(THE DATA)
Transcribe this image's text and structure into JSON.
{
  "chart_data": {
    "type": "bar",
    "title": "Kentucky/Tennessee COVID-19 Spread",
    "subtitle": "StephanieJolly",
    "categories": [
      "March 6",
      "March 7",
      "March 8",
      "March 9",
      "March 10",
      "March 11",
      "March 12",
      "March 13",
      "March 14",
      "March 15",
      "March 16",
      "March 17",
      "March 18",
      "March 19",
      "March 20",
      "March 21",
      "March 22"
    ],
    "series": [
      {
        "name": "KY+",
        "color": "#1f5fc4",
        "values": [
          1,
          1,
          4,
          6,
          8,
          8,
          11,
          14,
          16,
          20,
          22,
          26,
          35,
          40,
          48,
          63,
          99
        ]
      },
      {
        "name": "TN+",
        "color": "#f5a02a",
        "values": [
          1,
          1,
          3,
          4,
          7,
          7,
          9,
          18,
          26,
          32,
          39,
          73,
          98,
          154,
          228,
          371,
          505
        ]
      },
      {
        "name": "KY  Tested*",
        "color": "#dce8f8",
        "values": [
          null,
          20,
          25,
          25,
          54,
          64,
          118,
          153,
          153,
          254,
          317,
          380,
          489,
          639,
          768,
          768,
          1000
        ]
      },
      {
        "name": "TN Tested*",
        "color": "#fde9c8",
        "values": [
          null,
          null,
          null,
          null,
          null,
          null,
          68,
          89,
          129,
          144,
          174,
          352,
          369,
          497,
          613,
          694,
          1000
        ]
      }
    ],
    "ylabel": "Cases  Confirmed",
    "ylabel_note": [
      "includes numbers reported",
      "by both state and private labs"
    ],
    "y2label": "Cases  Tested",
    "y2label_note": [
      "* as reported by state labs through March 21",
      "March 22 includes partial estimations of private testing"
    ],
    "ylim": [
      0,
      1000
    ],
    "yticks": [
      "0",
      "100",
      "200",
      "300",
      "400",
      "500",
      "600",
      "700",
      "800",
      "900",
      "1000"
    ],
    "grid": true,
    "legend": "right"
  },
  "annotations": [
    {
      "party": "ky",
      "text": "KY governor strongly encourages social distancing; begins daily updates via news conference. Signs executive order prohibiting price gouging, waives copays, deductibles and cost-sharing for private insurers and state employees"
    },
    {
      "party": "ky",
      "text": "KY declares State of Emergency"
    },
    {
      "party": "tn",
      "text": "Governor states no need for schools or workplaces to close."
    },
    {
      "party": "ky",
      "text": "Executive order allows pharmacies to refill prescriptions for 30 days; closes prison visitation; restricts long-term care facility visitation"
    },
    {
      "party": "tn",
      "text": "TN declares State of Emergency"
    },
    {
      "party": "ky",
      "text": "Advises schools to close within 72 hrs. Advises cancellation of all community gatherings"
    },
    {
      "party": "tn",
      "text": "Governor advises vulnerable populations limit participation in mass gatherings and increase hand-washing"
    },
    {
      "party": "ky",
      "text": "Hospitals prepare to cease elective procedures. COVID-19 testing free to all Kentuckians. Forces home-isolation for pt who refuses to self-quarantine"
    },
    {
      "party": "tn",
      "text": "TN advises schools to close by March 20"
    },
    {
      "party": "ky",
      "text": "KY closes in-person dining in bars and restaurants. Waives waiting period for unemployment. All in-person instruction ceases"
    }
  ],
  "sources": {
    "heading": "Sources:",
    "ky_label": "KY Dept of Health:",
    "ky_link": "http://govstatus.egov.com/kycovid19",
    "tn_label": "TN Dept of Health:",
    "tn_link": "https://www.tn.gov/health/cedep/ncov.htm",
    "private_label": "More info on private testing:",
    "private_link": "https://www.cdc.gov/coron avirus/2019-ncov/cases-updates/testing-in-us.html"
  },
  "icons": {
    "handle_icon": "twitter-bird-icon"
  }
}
(End THE DATA)
WHAT IS BEING ASKED: The records must be given again in full, exactly as they were written.

TASK RESULT:
Transcribe this image's text and structure into JSON.
{
  "chart_data": {
    "type": "bar",
    "title": "Kentucky/Tennessee COVID-19 Spread",
    "subtitle": "StephanieJolly",
    "categories": [
      "March 6",
      "March 7",
      "March 8",
      "March 9",
      "March 10",
      "March 11",
      "March 12",
      "March 13",
      "March 14",
      "March 15",
      "March 16",
      "March 17",
      "March 18",
      "March 19",
      "March 20",
      "March 21",
      "March 22"
    ],
    "series": [
      {
        "name": "KY+",
        "color": "#1f5fc4",
        "values": [
          1,
          1,
          4,
          6,
          8,
          8,
          11,
          14,
          16,
          20,
          22,
          26,
          35,
          40,
          48,
          63,
          99
        ]
      },
      {
        "name": "TN+",
        "color": "#f5a02a",
        "values": [
          1,
          1,
          3,
          4,
          7,
          7,
          9,
          18,
          26,
          32,
          39,
          73,
          98,
          154,
          228,
          371,
          505
        ]
      },
      {
        "name": "KY  Tested*",
        "color": "#dce8f8",
        "values": [
          null,
          20,
          25,
          25,
          54,
          64,
          118,
          153,
          153,
          254,
          317,
          380,
          489,
          639,
          768,
          768,
          1000
        ]
      },
      {
        "name": "TN Tested*",
        "color": "#fde9c8",
        "values": [
          null,
          null,
          null,
          null,
          null,
          null,
          68,
          89,
          129,
          144,
          174,
          352,
          369,
          497,
          613,
          694,
          1000
        ]
      }
    ],
    "ylabel": "Cases  Confirmed",
    "ylabel_note": [
      "includes numbers reported",
      "by both state and private labs"
    ],
    "y2label": "Cases  Tested",
    "y2label_note": [
      "* as reported by state labs through March 21",
      "March 22 includes partial estimations of private testing"
    ],
    "ylim": [
      0,
      1000
    ],
    "yticks": [
      "0",
      "100",
      "200",
      "300",
      "400",
      "500",
      "600",
      "700",
      "800",
      "900",
      "1000"
    ],
    "grid": true,
    "legend": "right"
  },
  "annotations": [
    {
      "party": "ky",
      "text": "KY governor strongly encourages social distancing; begins daily updates via news conference. Signs executive order prohibiting price gouging, waives copays, deductibles and cost-sharing for private insurers and state employees"
    },
    {
      "party": "ky",
      "text": "KY declares State of Emergency"
    },
    {
      "party": "tn",
      "text": "Governor states no need for schools or workplaces to close."
    },
    {
      "party": "ky",
      "text": "Executive order allows pharmacies to refill prescriptions for 30 days; closes prison visitation; restricts long-term care facility visitation"
    },
    {
      "party": "tn",
      "text": "TN declares State of Emergency"
    },
    {
      "party": "ky",
      "text": "Advises schools to close within 72 hrs. Advises cancellation of all community gatherings"
    },
    {
      "party": "tn",
      "text": "Governor advises vulnerable populations limit participation in mass gatherings and increase hand-washing"
    },
    {
      "party": "ky",
      "text": "Hospitals prepare to cease elective procedures. COVID-19 testing free to all Kentuckians. Forces home-isolation for pt who refuses to self-quarantine"
    },
    {
      "party": "tn",
      "text": "TN advises schools to close by March 20"
    },
    {
      "party": "ky",
      "text": "KY closes in-person dining in bars and restaurants. Waives waiting period for unemployment. All in-person instruction ceases"
    }
  ],
  "sources": {
    "heading": "Sources:",
    "ky_label": "KY Dept of Health:",
    "ky_link": "http://govstatus.egov.com/kycovid19",
    "tn_label": "TN Dept of Health:",
    "tn_link": "https://www.tn.gov/health/cedep/ncov.htm",
    "private_label": "More info on private testing:",
    "private_link": "https://www.cdc.gov/coron avirus/2019-ncov/cases-updates/testing-in-us.html"
  },
  "icons": {
    "handle_icon": "twitter-bird-icon"
  }
}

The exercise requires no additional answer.